- [Directive]:
Locate each line containing the string "icon" and copy it out.

- [Information provided]:
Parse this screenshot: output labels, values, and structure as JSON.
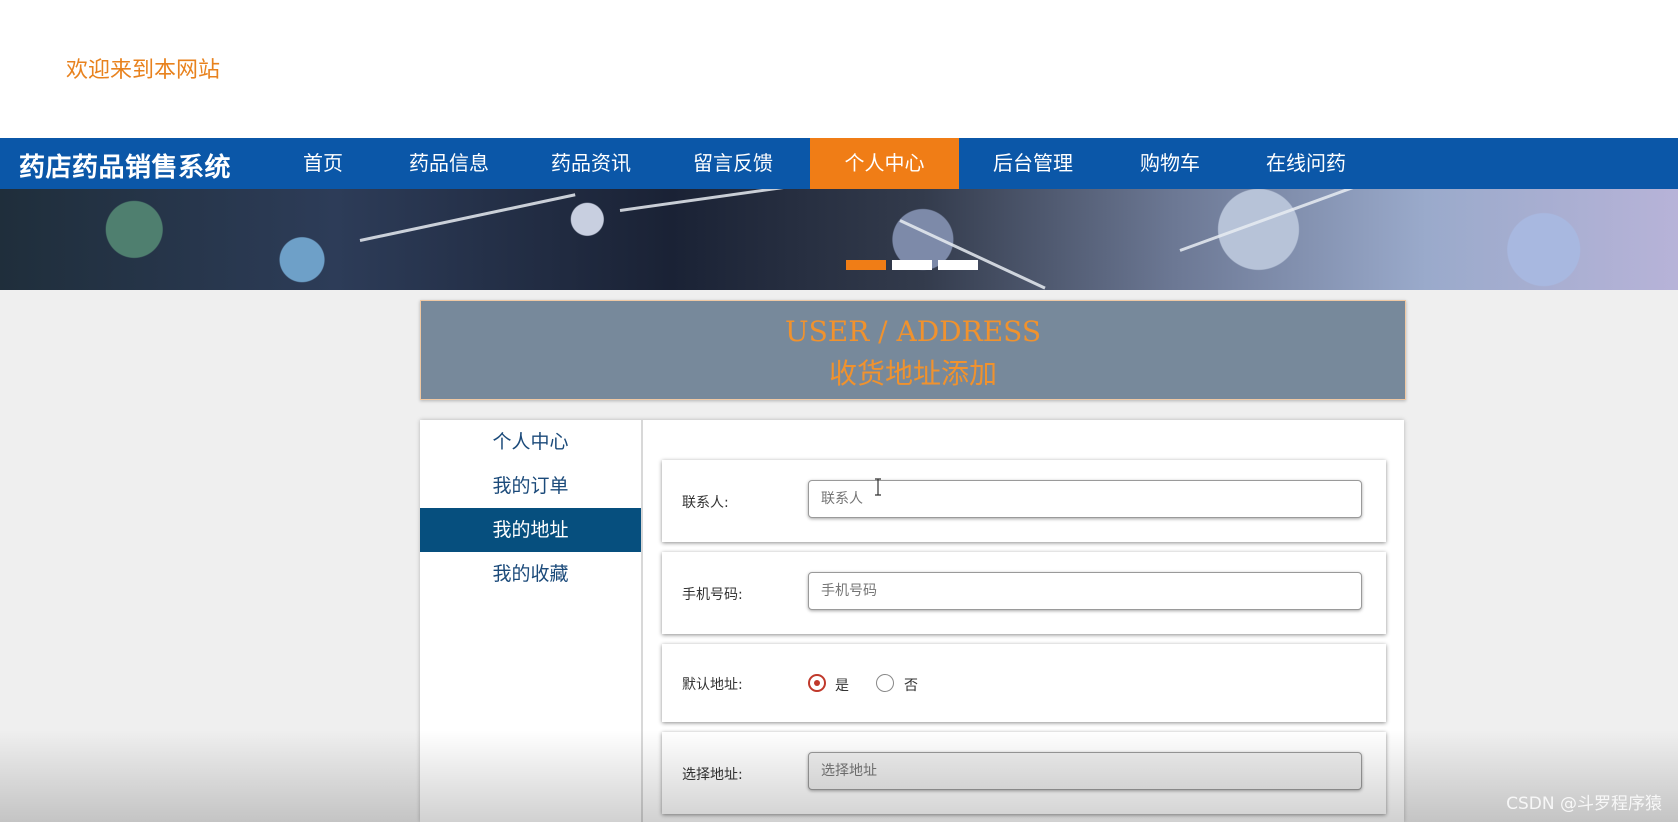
{
  "header": {
    "welcome": "欢迎来到本网站"
  },
  "nav": {
    "brand": "药店药品销售系统",
    "items": [
      {
        "label": "首页"
      },
      {
        "label": "药品信息"
      },
      {
        "label": "药品资讯"
      },
      {
        "label": "留言反馈"
      },
      {
        "label": "个人中心",
        "active": true
      },
      {
        "label": "后台管理"
      },
      {
        "label": "购物车"
      },
      {
        "label": "在线问药"
      }
    ]
  },
  "page": {
    "title_en": "USER / ADDRESS",
    "title_cn": "收货地址添加"
  },
  "sidebar": {
    "items": [
      {
        "label": "个人中心"
      },
      {
        "label": "我的订单"
      },
      {
        "label": "我的地址",
        "active": true
      },
      {
        "label": "我的收藏"
      }
    ]
  },
  "form": {
    "contact": {
      "label": "联系人:",
      "placeholder": "联系人",
      "value": ""
    },
    "phone": {
      "label": "手机号码:",
      "placeholder": "手机号码",
      "value": ""
    },
    "default": {
      "label": "默认地址:",
      "options": [
        "是",
        "否"
      ],
      "selected": "是"
    },
    "address": {
      "label": "选择地址:",
      "placeholder": "选择地址"
    }
  },
  "watermark": "CSDN @斗罗程序猿",
  "colors": {
    "nav_bg": "#0b57a8",
    "accent": "#f07d16",
    "sidebar_active": "#064f7e",
    "title_bg": "#77899b"
  }
}
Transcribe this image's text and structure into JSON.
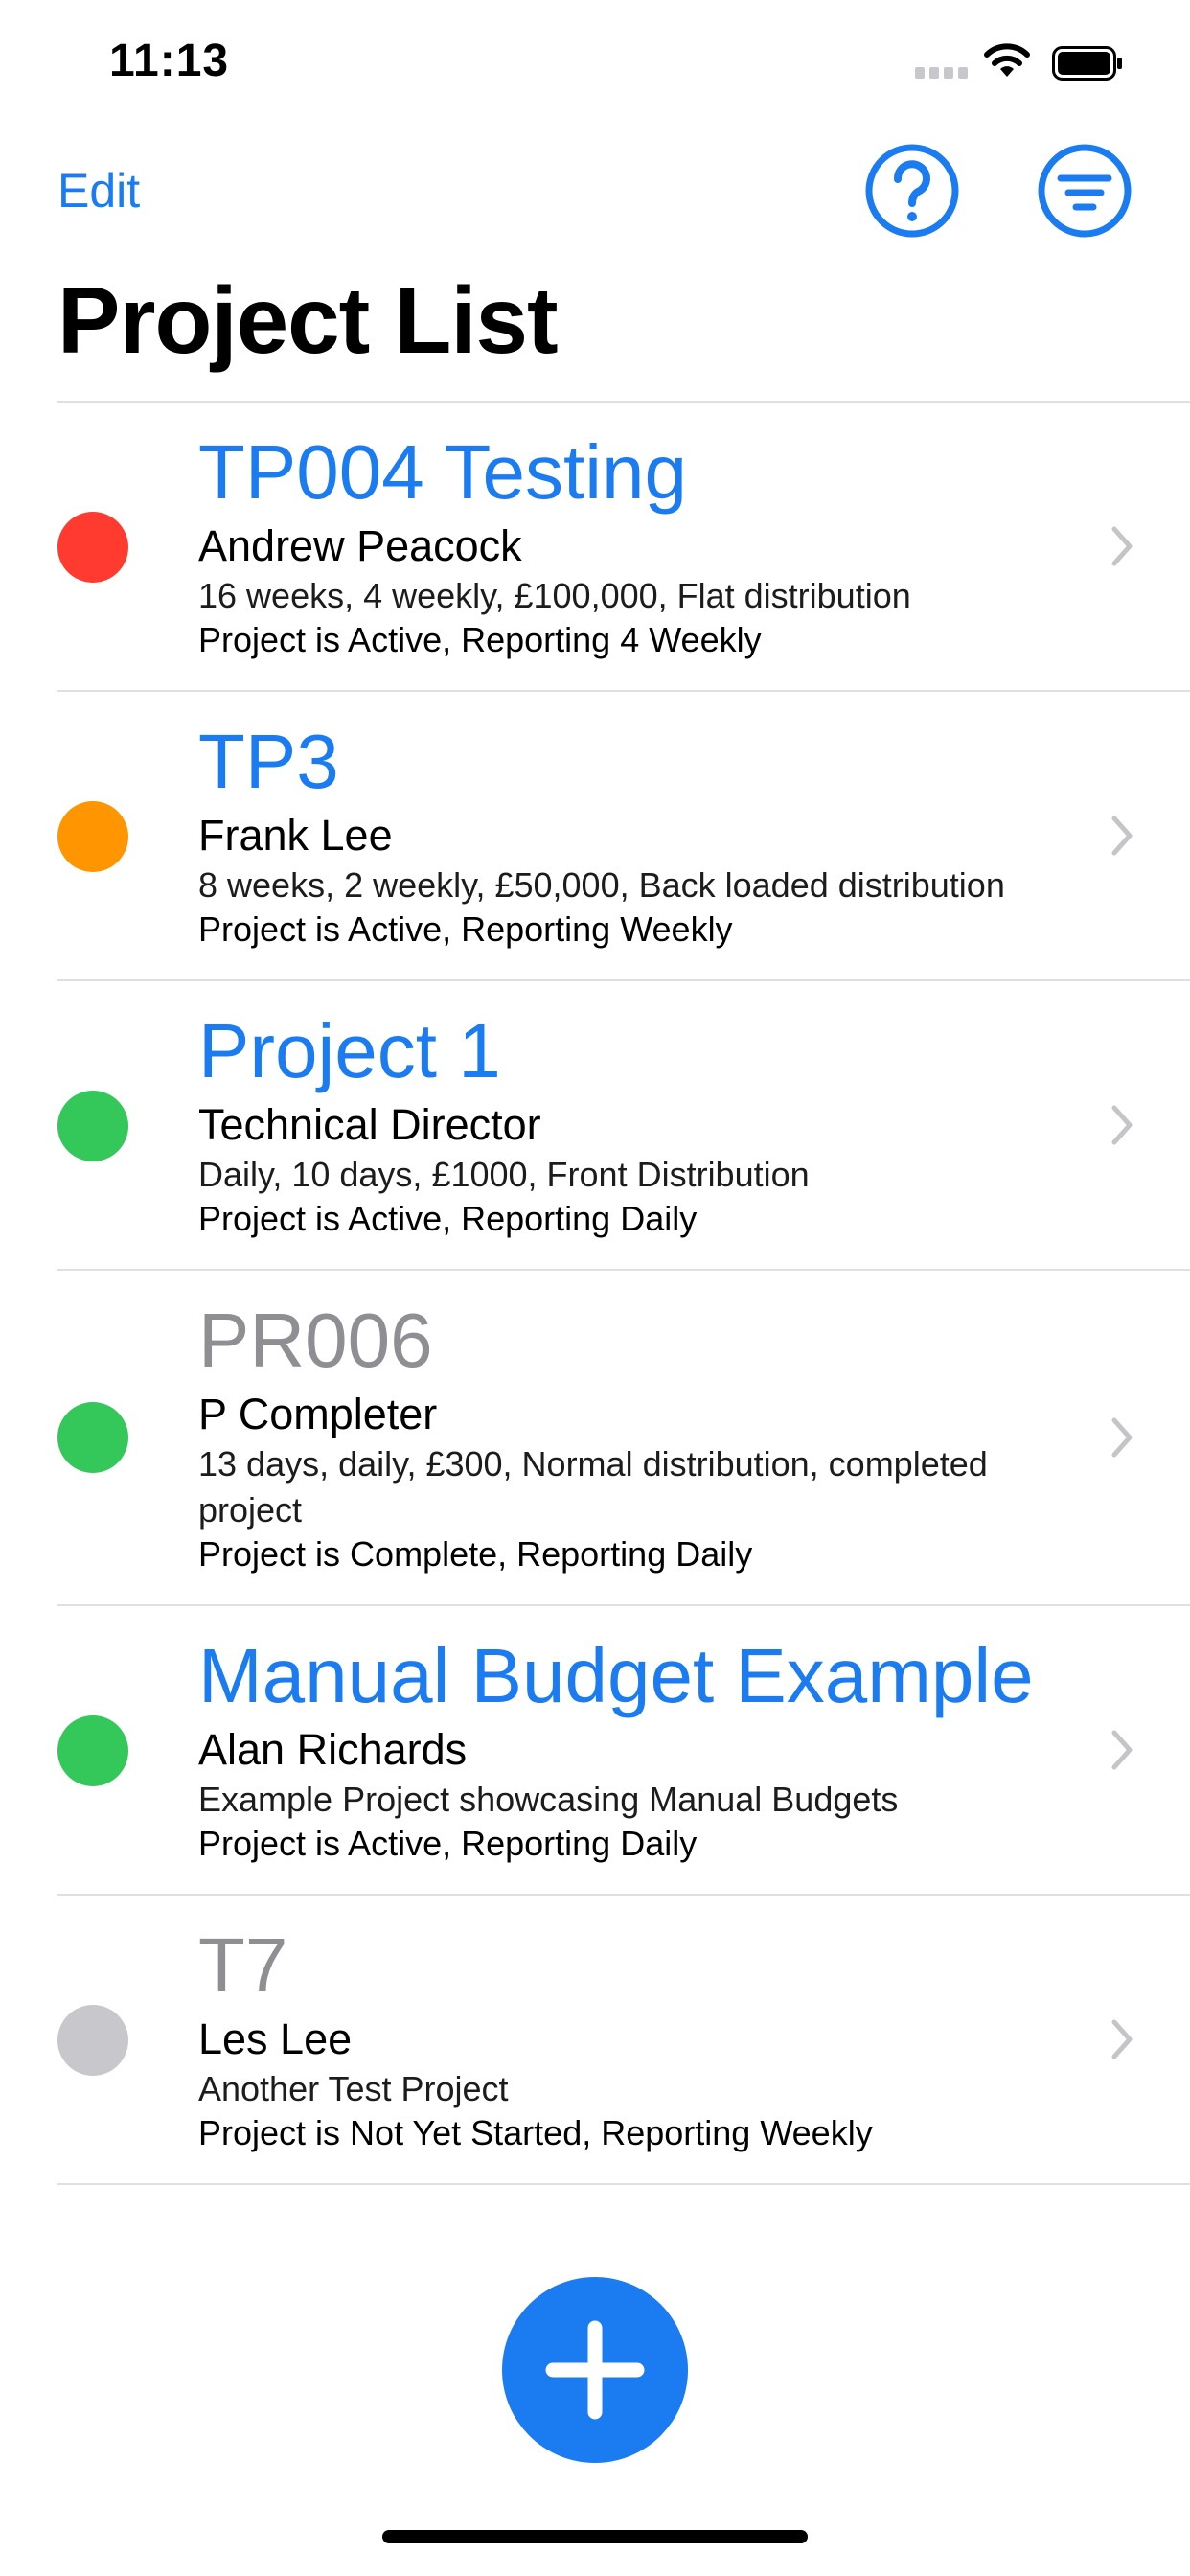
{
  "status_bar": {
    "time": "11:13"
  },
  "nav": {
    "edit_label": "Edit",
    "help_icon": "question-circle-icon",
    "filter_icon": "filter-lines-icon"
  },
  "page_title": "Project List",
  "colors": {
    "accent": "#1a7cf0",
    "status_red": "#ff3b30",
    "status_orange": "#ff9500",
    "status_green": "#34c759",
    "status_gray": "#c7c7cc",
    "inactive_title": "#8e8e93"
  },
  "projects": [
    {
      "title": "TP004 Testing",
      "owner": "Andrew Peacock",
      "details": "16 weeks, 4 weekly, £100,000, Flat distribution",
      "state": "Project is Active, Reporting 4 Weekly",
      "status_color": "#ff3b30",
      "title_style": "active"
    },
    {
      "title": "TP3",
      "owner": "Frank Lee",
      "details": "8 weeks, 2 weekly, £50,000, Back loaded distribution",
      "state": "Project is Active, Reporting Weekly",
      "status_color": "#ff9500",
      "title_style": "active"
    },
    {
      "title": "Project 1",
      "owner": "Technical Director",
      "details": "Daily, 10 days, £1000, Front Distribution",
      "state": "Project is Active, Reporting Daily",
      "status_color": "#34c759",
      "title_style": "active"
    },
    {
      "title": "PR006",
      "owner": "P Completer",
      "details": "13 days, daily, £300, Normal distribution, completed project",
      "state": "Project is Complete, Reporting Daily",
      "status_color": "#34c759",
      "title_style": "inactive"
    },
    {
      "title": "Manual Budget Example",
      "owner": "Alan Richards",
      "details": "Example Project showcasing Manual Budgets",
      "state": "Project is Active, Reporting Daily",
      "status_color": "#34c759",
      "title_style": "active"
    },
    {
      "title": "T7",
      "owner": "Les Lee",
      "details": "Another Test Project",
      "state": "Project is Not Yet Started, Reporting Weekly",
      "status_color": "#c7c7cc",
      "title_style": "inactive"
    }
  ],
  "add_button_icon": "plus-icon"
}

- [Response]:
    "help_icon": "question-circle-icon",
    "filter_icon": "filter-lines-icon"
  "add_button_icon": "plus-icon"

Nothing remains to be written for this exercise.